◆ **WHAT YOU NEED TO DO**: Pick out every line that holds the string "Resolution" and copy it.

Dataset rows
☆ ☆ ☆

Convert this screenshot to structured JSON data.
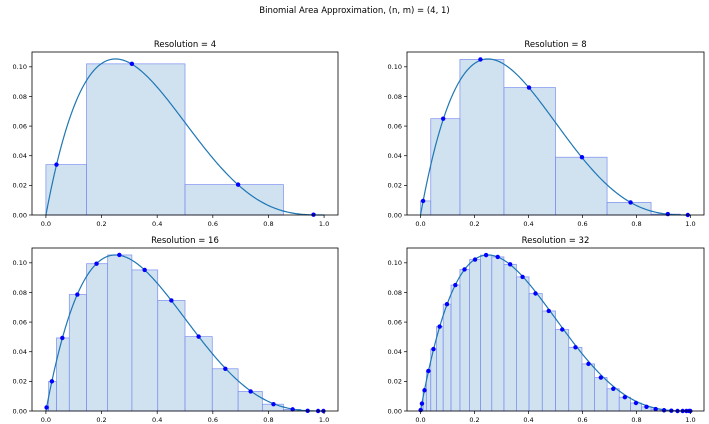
{
  "figure": {
    "title": "Binomial Area Approximation, (n, m) = (4, 1)"
  },
  "chart_data": [
    {
      "type": "bar+line+scatter",
      "title": "Resolution = 4",
      "xlim": [
        -0.05,
        1.05
      ],
      "ylim": [
        0,
        0.11
      ],
      "xticks": [
        0.0,
        0.2,
        0.4,
        0.6,
        0.8,
        1.0
      ],
      "xtick_labels": [
        "0.0",
        "0.2",
        "0.4",
        "0.6",
        "0.8",
        "1.0"
      ],
      "yticks": [
        0.0,
        0.02,
        0.04,
        0.06,
        0.08,
        0.1
      ],
      "ytick_labels": [
        "0.00",
        "0.02",
        "0.04",
        "0.06",
        "0.08",
        "0.10"
      ],
      "bars": [
        {
          "x0": 0.0,
          "x1": 0.146,
          "height": 0.034
        },
        {
          "x0": 0.146,
          "x1": 0.5,
          "height": 0.102
        },
        {
          "x0": 0.5,
          "x1": 0.854,
          "height": 0.0205
        },
        {
          "x0": 0.854,
          "x1": 1.0,
          "height": 0.0
        }
      ],
      "points_x": [
        0.038,
        0.309,
        0.691,
        0.962
      ],
      "points_y": [
        0.034,
        0.102,
        0.0205,
        0.0002
      ]
    },
    {
      "type": "bar+line+scatter",
      "title": "Resolution = 8",
      "xlim": [
        -0.05,
        1.05
      ],
      "ylim": [
        0,
        0.11
      ],
      "xticks": [
        0.0,
        0.2,
        0.4,
        0.6,
        0.8,
        1.0
      ],
      "xtick_labels": [
        "0.0",
        "0.2",
        "0.4",
        "0.6",
        "0.8",
        "1.0"
      ],
      "yticks": [
        0.0,
        0.02,
        0.04,
        0.06,
        0.08,
        0.1
      ],
      "ytick_labels": [
        "0.00",
        "0.02",
        "0.04",
        "0.06",
        "0.08",
        "0.10"
      ],
      "bars": [
        {
          "x0": 0.0,
          "x1": 0.038,
          "height": 0.0095
        },
        {
          "x0": 0.038,
          "x1": 0.146,
          "height": 0.065
        },
        {
          "x0": 0.146,
          "x1": 0.309,
          "height": 0.105
        },
        {
          "x0": 0.309,
          "x1": 0.5,
          "height": 0.086
        },
        {
          "x0": 0.5,
          "x1": 0.691,
          "height": 0.039
        },
        {
          "x0": 0.691,
          "x1": 0.854,
          "height": 0.0085
        },
        {
          "x0": 0.854,
          "x1": 0.962,
          "height": 0.0006
        },
        {
          "x0": 0.962,
          "x1": 1.0,
          "height": 0.0
        }
      ],
      "points_x": [
        0.0096,
        0.084,
        0.222,
        0.402,
        0.598,
        0.778,
        0.916,
        0.99
      ],
      "points_y": [
        0.0095,
        0.065,
        0.105,
        0.086,
        0.039,
        0.0085,
        0.0006,
        0.0
      ]
    },
    {
      "type": "bar+line+scatter",
      "title": "Resolution = 16",
      "xlim": [
        -0.05,
        1.05
      ],
      "ylim": [
        0,
        0.11
      ],
      "xticks": [
        0.0,
        0.2,
        0.4,
        0.6,
        0.8,
        1.0
      ],
      "xtick_labels": [
        "0.0",
        "0.2",
        "0.4",
        "0.6",
        "0.8",
        "1.0"
      ],
      "yticks": [
        0.0,
        0.02,
        0.04,
        0.06,
        0.08,
        0.1
      ],
      "ytick_labels": [
        "0.00",
        "0.02",
        "0.04",
        "0.06",
        "0.08",
        "0.10"
      ],
      "bars": [
        {
          "x0": 0.0,
          "x1": 0.0096,
          "height": 0.0024
        },
        {
          "x0": 0.0096,
          "x1": 0.038,
          "height": 0.02
        },
        {
          "x0": 0.038,
          "x1": 0.084,
          "height": 0.0493
        },
        {
          "x0": 0.084,
          "x1": 0.146,
          "height": 0.0786
        },
        {
          "x0": 0.146,
          "x1": 0.222,
          "height": 0.0994
        },
        {
          "x0": 0.222,
          "x1": 0.309,
          "height": 0.1053
        },
        {
          "x0": 0.309,
          "x1": 0.402,
          "height": 0.0952
        },
        {
          "x0": 0.402,
          "x1": 0.5,
          "height": 0.0746
        },
        {
          "x0": 0.5,
          "x1": 0.598,
          "height": 0.0502
        },
        {
          "x0": 0.598,
          "x1": 0.691,
          "height": 0.0285
        },
        {
          "x0": 0.691,
          "x1": 0.778,
          "height": 0.0132
        },
        {
          "x0": 0.778,
          "x1": 0.854,
          "height": 0.0046
        },
        {
          "x0": 0.854,
          "x1": 0.916,
          "height": 0.0011
        },
        {
          "x0": 0.916,
          "x1": 0.962,
          "height": 0.0001
        },
        {
          "x0": 0.962,
          "x1": 0.99,
          "height": 0.0
        },
        {
          "x0": 0.99,
          "x1": 1.0,
          "height": 0.0
        }
      ],
      "points_x": [
        0.0024,
        0.0215,
        0.059,
        0.113,
        0.182,
        0.264,
        0.355,
        0.451,
        0.549,
        0.645,
        0.736,
        0.818,
        0.887,
        0.941,
        0.9785,
        0.9976
      ],
      "points_y": [
        0.0024,
        0.02,
        0.0493,
        0.0786,
        0.0994,
        0.1053,
        0.0952,
        0.0746,
        0.0502,
        0.0285,
        0.0132,
        0.0046,
        0.0011,
        0.0001,
        0.0,
        0.0
      ]
    },
    {
      "type": "bar+line+scatter",
      "title": "Resolution = 32",
      "xlim": [
        -0.05,
        1.05
      ],
      "ylim": [
        0,
        0.11
      ],
      "xticks": [
        0.0,
        0.2,
        0.4,
        0.6,
        0.8,
        1.0
      ],
      "xtick_labels": [
        "0.0",
        "0.2",
        "0.4",
        "0.6",
        "0.8",
        "1.0"
      ],
      "yticks": [
        0.0,
        0.02,
        0.04,
        0.06,
        0.08,
        0.1
      ],
      "ytick_labels": [
        "0.00",
        "0.02",
        "0.04",
        "0.06",
        "0.08",
        "0.10"
      ],
      "bars": [
        {
          "x0": 0.0,
          "x1": 0.0024,
          "height": 0.0006
        },
        {
          "x0": 0.0024,
          "x1": 0.0096,
          "height": 0.005
        },
        {
          "x0": 0.0096,
          "x1": 0.0215,
          "height": 0.014
        },
        {
          "x0": 0.0215,
          "x1": 0.038,
          "height": 0.027
        },
        {
          "x0": 0.038,
          "x1": 0.059,
          "height": 0.0418
        },
        {
          "x0": 0.059,
          "x1": 0.084,
          "height": 0.057
        },
        {
          "x0": 0.084,
          "x1": 0.113,
          "height": 0.0721
        },
        {
          "x0": 0.113,
          "x1": 0.146,
          "height": 0.085
        },
        {
          "x0": 0.146,
          "x1": 0.182,
          "height": 0.0955
        },
        {
          "x0": 0.182,
          "x1": 0.222,
          "height": 0.1022
        },
        {
          "x0": 0.222,
          "x1": 0.264,
          "height": 0.1052
        },
        {
          "x0": 0.264,
          "x1": 0.309,
          "height": 0.104
        },
        {
          "x0": 0.309,
          "x1": 0.355,
          "height": 0.099
        },
        {
          "x0": 0.355,
          "x1": 0.402,
          "height": 0.0905
        },
        {
          "x0": 0.402,
          "x1": 0.451,
          "height": 0.0793
        },
        {
          "x0": 0.451,
          "x1": 0.5,
          "height": 0.0675
        },
        {
          "x0": 0.5,
          "x1": 0.549,
          "height": 0.055
        },
        {
          "x0": 0.549,
          "x1": 0.598,
          "height": 0.043
        },
        {
          "x0": 0.598,
          "x1": 0.645,
          "height": 0.0318
        },
        {
          "x0": 0.645,
          "x1": 0.691,
          "height": 0.0226
        },
        {
          "x0": 0.691,
          "x1": 0.736,
          "height": 0.015
        },
        {
          "x0": 0.736,
          "x1": 0.778,
          "height": 0.0093
        },
        {
          "x0": 0.778,
          "x1": 0.818,
          "height": 0.0054
        },
        {
          "x0": 0.818,
          "x1": 0.854,
          "height": 0.0028
        },
        {
          "x0": 0.854,
          "x1": 0.887,
          "height": 0.0013
        },
        {
          "x0": 0.887,
          "x1": 0.916,
          "height": 0.0005
        },
        {
          "x0": 0.916,
          "x1": 0.941,
          "height": 0.0002
        },
        {
          "x0": 0.941,
          "x1": 0.962,
          "height": 0.0
        },
        {
          "x0": 0.962,
          "x1": 0.9785,
          "height": 0.0
        },
        {
          "x0": 0.9785,
          "x1": 0.9904,
          "height": 0.0
        },
        {
          "x0": 0.9904,
          "x1": 0.9976,
          "height": 0.0
        },
        {
          "x0": 0.9976,
          "x1": 1.0,
          "height": 0.0
        }
      ],
      "points_x": [
        0.0006,
        0.0054,
        0.015,
        0.0293,
        0.048,
        0.071,
        0.098,
        0.129,
        0.163,
        0.202,
        0.243,
        0.286,
        0.332,
        0.378,
        0.426,
        0.475,
        0.525,
        0.574,
        0.622,
        0.668,
        0.714,
        0.757,
        0.798,
        0.837,
        0.871,
        0.902,
        0.929,
        0.952,
        0.971,
        0.985,
        0.995,
        0.9994
      ],
      "points_y": [
        0.0006,
        0.005,
        0.014,
        0.027,
        0.0418,
        0.057,
        0.0721,
        0.085,
        0.0955,
        0.1022,
        0.1052,
        0.104,
        0.099,
        0.0905,
        0.0793,
        0.0675,
        0.055,
        0.043,
        0.0318,
        0.0226,
        0.015,
        0.0093,
        0.0054,
        0.0028,
        0.0013,
        0.0005,
        0.0002,
        0.0,
        0.0,
        0.0,
        0.0,
        0.0
      ]
    }
  ]
}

☆ ☆ ☆

◆ **FULL RESPONSE**:
      "title": "Resolution = 4",
      "title": "Resolution = 8",
      "title": "Resolution = 16",
      "title": "Resolution = 32",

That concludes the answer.